__Passage shown__
## START

Ecuadorian military base in New York? Rafael Correa's interview

by rahnuma ahmed

Ecuador's president Rafael Correa being interviewed by Julian Assange in the latter's television chat show The World Tomorrow (episode 6), for Russia Today TV, May 22, 2012.?

Instead of titling today’s column, “Ecuadorian military base in New York?” — I could easily have settled for something else. Because Rafael Correa, Ecuador’s charismatic president, spoke of many other equally important things in his recently given virtual interview to Wikileaks founder Julian Assange, for Russia Today TV (generally known as RT).
But I’ve chosen this over other ones, having been influenced partly by a recent report in an Indian TV channel which had claimed that the US wants to park its Seventh Fleet in the Bay of Bengal. May be, to even set up a naval base. The report, widely disseminated in the national media, was later hotly denied by both the Foreign Ministry, and the US Ambassador in Dhaka (see my last week’s column, “Indian chatter, 7th fleet in Bay of Bengal?,” New Age, June 4, 2012).
What Assange had asked Correa was, “Your government closed the US base at Manta. Can you tell me why…?” [3:35]
To which the president had replied, “Would you accept a foreign military base in your country, Julian?…[T]here is no problem in having a US military base in Ecuador but…only if they allow us to install an Ecuadorian base in the United States, a military base.”
Was it a perceived audacity that made Assange laugh? But Correa didn’t fail to respond to that either. “Are you having a lot of fun with the interview, Julian? I am glad to hear that. Me too.” [4:15]
(The interview can be watched at YouTube; a full unedited transcript of the interview with Spanish and English side-by-side is available at http://worldtomorrow.wikileaks.org/wp-content/uploads/2012/04/CORREA-FULL.pdf )
At the beginning of the interview, one can see Correa on screen waving his hand at Assange and saying, “Hi. Nice to meet you,” and then asking, “Where are you? In England?” [00:52]
“[Yes] under house arrest, for 500 hundred days.”
“Five hundred days?” An indescribable smile hovers around Correa’s lips as Assange adds (off-camera), “With no charge.”
“Okay,” a slight grimace. Nothing else. No oohs-aahs, oh, poor you! Okay, let’s start.

## END

__Excerpted data__
## START

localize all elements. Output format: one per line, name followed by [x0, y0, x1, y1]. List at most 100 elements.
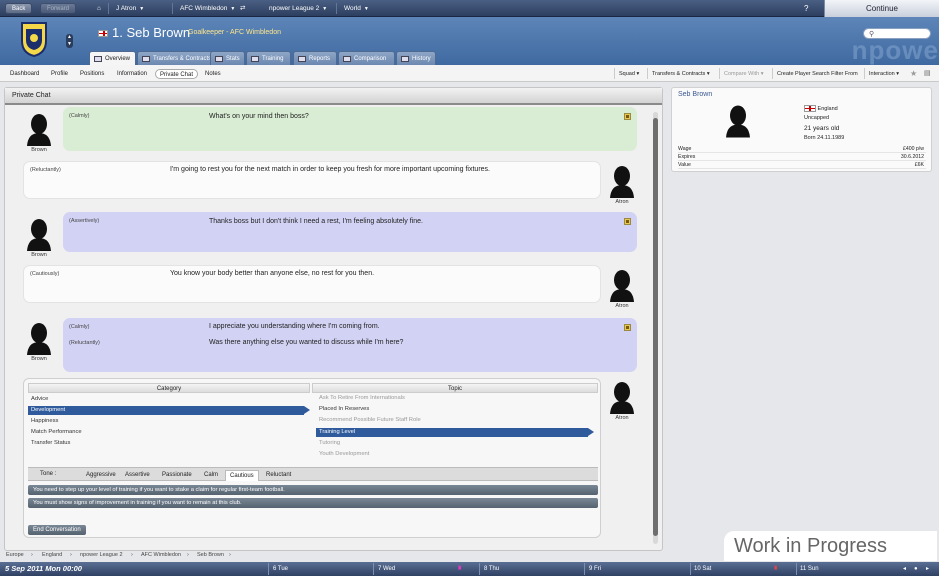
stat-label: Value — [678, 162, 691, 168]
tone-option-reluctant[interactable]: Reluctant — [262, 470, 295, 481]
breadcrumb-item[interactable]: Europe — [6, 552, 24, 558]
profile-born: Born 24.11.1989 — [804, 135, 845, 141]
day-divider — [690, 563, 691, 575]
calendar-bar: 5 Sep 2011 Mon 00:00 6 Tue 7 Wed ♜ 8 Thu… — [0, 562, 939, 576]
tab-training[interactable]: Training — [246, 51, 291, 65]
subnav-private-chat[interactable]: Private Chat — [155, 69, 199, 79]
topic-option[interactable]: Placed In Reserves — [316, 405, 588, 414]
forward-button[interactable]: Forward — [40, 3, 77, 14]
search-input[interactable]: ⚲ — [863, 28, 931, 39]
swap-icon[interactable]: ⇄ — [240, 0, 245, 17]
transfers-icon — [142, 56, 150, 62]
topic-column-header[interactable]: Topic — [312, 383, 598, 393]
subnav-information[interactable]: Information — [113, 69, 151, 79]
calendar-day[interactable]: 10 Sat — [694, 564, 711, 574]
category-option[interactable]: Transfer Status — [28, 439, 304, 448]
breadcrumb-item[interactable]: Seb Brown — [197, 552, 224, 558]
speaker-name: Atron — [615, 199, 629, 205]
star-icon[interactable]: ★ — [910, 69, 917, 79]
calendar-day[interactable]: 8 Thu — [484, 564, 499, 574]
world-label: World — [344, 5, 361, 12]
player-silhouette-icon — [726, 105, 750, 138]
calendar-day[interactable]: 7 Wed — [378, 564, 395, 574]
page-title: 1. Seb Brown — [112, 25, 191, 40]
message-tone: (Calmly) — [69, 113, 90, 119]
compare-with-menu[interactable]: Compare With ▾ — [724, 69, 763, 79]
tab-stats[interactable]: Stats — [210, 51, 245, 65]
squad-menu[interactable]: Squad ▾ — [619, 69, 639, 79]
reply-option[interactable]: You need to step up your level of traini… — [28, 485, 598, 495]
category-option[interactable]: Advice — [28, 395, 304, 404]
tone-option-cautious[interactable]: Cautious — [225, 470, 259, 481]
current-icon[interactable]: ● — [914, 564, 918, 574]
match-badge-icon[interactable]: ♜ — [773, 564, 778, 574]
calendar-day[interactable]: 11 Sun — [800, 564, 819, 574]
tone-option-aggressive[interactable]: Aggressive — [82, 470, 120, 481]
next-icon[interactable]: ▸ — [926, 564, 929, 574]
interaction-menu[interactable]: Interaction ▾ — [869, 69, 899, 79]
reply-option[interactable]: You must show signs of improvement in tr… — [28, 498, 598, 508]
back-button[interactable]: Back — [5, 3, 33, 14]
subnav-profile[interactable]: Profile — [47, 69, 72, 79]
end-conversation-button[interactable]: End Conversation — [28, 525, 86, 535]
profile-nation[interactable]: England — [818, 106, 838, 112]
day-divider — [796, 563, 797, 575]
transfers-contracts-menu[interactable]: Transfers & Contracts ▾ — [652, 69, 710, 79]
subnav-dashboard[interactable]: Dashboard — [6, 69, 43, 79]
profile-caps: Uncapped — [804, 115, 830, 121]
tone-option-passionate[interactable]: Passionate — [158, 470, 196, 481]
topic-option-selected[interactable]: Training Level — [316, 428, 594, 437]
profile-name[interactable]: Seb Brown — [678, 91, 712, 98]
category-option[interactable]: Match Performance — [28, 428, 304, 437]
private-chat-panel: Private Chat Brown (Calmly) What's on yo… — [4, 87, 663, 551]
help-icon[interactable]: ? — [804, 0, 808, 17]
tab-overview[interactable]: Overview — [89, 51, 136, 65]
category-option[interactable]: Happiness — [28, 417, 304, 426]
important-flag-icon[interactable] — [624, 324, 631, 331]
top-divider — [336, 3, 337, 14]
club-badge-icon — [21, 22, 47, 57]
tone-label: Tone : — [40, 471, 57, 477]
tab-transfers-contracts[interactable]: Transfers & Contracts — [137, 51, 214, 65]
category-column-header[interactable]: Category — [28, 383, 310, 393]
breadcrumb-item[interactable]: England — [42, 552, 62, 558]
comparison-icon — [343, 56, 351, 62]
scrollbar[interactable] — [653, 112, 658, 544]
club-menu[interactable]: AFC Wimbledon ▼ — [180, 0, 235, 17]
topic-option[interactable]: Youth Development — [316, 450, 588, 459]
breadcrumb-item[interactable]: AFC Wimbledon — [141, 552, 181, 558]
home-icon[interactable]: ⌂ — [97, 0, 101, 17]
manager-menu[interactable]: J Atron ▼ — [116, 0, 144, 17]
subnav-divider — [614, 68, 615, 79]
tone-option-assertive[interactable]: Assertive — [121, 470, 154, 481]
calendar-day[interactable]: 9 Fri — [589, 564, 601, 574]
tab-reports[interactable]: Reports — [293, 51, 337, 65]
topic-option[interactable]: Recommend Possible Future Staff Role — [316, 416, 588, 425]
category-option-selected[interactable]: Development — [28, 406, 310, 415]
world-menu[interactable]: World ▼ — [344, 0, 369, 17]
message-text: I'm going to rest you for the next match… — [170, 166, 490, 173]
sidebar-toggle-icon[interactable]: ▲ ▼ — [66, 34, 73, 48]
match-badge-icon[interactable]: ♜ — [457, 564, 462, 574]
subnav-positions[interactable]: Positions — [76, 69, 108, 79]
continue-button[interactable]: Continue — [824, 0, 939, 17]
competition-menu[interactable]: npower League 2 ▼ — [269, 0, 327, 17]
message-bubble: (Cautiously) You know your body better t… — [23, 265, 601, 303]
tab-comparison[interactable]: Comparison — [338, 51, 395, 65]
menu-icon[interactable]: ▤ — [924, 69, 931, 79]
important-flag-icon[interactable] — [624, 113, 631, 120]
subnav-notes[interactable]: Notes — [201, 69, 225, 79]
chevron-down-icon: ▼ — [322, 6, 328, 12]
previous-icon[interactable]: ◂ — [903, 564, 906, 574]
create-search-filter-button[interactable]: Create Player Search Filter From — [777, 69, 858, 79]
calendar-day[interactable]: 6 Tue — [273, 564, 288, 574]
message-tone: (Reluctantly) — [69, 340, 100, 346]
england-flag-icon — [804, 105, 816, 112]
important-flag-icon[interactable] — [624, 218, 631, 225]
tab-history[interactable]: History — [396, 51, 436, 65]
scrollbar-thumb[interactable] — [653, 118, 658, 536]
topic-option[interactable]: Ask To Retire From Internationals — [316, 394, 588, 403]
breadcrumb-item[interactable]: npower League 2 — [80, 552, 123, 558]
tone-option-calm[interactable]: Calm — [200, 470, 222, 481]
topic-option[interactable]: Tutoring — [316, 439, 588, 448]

## END
## START

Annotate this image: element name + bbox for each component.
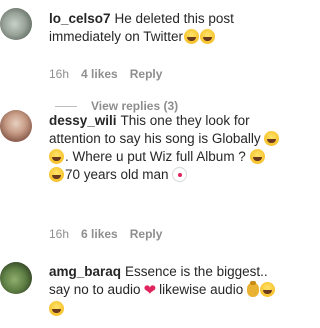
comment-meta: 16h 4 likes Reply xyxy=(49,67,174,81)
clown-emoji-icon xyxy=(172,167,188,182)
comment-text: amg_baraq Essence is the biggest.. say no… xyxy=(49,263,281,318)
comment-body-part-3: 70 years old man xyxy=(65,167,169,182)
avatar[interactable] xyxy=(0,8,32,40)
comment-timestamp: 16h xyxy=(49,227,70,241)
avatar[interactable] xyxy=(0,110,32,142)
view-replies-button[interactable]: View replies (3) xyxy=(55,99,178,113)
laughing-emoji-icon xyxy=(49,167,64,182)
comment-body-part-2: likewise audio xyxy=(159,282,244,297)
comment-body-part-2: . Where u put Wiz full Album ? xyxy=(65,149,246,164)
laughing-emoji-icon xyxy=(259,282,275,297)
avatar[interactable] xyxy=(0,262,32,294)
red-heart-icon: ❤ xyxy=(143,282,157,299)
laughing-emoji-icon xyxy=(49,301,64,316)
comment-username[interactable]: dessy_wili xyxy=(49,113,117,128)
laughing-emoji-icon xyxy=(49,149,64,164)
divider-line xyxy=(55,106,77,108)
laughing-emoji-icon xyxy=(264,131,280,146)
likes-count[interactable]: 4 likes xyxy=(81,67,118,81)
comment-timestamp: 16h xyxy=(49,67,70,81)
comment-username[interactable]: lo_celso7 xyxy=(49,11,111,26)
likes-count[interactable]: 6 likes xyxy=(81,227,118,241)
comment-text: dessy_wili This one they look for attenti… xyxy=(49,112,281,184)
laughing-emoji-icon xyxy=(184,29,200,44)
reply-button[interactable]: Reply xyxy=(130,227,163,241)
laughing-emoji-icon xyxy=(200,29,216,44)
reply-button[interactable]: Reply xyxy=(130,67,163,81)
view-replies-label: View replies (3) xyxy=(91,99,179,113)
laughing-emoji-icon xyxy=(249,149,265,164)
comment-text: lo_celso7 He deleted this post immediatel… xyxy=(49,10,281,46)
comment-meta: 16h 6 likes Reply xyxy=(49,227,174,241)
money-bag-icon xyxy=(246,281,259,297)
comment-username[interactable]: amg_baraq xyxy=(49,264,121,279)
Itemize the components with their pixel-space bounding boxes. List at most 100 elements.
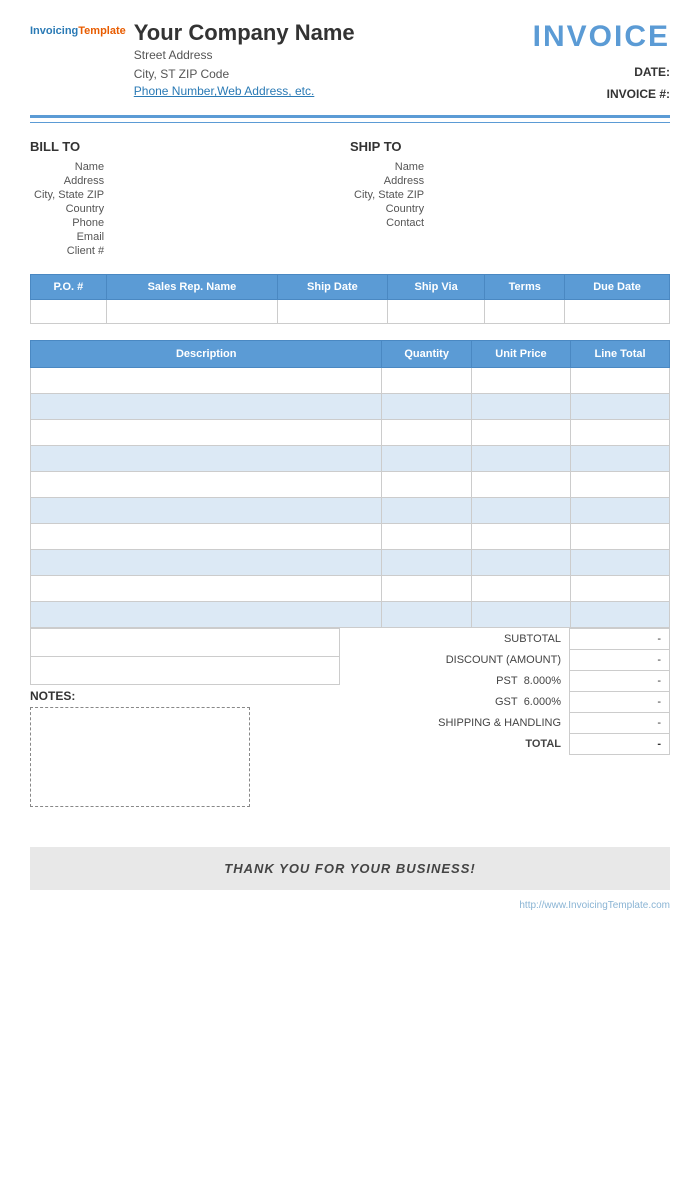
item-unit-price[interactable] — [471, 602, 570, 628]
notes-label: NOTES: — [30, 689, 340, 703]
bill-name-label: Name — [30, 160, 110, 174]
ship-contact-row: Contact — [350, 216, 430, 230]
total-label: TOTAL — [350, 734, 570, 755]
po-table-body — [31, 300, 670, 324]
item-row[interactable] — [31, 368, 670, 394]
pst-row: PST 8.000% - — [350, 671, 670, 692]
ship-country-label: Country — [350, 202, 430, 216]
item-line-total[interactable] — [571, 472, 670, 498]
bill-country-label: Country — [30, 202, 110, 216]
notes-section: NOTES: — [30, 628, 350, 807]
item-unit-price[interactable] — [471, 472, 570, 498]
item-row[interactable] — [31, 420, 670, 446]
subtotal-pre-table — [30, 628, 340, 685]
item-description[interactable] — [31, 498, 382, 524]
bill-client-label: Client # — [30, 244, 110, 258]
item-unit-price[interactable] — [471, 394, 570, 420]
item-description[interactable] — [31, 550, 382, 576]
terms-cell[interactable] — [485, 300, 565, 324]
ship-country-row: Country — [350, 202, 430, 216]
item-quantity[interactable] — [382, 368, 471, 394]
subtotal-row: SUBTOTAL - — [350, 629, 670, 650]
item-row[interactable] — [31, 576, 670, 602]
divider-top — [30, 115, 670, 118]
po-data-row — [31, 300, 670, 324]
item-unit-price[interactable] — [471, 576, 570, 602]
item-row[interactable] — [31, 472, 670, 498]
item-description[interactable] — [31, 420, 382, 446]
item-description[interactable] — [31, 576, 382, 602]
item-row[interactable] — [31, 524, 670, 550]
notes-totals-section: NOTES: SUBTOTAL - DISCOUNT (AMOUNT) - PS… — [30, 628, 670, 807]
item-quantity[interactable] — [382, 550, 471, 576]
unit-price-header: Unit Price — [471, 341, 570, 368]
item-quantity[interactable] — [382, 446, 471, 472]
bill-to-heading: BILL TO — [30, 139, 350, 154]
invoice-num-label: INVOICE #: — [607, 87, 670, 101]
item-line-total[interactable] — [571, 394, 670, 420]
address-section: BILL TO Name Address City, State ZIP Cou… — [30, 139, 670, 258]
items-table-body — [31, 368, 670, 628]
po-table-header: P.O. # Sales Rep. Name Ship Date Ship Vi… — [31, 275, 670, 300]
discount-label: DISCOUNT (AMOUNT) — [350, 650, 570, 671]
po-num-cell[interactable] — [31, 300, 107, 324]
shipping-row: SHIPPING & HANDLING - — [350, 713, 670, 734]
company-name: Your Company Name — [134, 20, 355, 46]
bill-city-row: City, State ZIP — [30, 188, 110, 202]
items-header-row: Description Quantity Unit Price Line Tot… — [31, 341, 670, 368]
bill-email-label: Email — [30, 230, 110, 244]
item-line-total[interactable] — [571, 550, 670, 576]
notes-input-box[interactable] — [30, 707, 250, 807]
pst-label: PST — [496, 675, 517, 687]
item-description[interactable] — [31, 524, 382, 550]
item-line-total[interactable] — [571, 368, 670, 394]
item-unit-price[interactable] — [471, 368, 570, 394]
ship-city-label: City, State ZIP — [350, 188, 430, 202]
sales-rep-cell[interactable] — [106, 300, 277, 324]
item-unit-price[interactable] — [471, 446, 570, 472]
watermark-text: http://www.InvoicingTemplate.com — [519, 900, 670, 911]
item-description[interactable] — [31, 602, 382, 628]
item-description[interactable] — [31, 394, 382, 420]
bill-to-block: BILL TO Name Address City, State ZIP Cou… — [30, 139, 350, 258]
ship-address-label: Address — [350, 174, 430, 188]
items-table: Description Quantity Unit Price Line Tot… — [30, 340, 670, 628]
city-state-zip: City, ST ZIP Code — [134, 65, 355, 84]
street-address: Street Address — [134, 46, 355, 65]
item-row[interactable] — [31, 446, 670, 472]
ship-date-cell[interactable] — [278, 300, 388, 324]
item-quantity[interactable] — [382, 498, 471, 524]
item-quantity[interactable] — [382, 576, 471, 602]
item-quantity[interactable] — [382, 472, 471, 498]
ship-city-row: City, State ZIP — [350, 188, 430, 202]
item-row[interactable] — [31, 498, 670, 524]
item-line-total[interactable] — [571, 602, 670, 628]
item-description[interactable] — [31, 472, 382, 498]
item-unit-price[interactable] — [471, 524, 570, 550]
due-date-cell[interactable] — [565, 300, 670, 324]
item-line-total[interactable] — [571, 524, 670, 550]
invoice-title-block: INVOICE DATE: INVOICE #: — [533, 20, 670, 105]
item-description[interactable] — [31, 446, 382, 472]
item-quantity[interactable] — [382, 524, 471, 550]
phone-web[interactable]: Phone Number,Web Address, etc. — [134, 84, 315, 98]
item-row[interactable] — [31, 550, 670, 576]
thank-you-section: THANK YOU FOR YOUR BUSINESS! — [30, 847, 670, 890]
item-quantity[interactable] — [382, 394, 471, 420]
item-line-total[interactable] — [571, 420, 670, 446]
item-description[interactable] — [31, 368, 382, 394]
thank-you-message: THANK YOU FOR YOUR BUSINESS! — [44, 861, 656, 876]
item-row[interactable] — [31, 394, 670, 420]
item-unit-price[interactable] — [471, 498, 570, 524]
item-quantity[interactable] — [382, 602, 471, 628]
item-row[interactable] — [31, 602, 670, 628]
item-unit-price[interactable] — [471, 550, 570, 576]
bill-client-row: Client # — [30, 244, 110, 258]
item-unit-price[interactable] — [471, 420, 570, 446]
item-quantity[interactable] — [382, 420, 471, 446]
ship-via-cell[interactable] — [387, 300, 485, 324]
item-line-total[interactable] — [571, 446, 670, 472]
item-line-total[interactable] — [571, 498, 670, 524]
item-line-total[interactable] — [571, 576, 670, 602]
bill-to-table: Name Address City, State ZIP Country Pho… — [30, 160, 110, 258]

## END

__Work to be completed__
Please copy the column on Correa's interview starting at "Instead of titling" and ending at "known as RT).", swapping "charismatic" for "popular". The material is separate from the column on Correa's interview.

__Final result__
Instead of titling today’s column, “Ecuadorian military base in New York?” — I could easily have settled for something else. Because Rafael Correa, Ecuador’s popular president, spoke of many other equally important things in his recently given virtual interview to Wikileaks founder Julian Assange, for Russia Today TV (generally known as RT).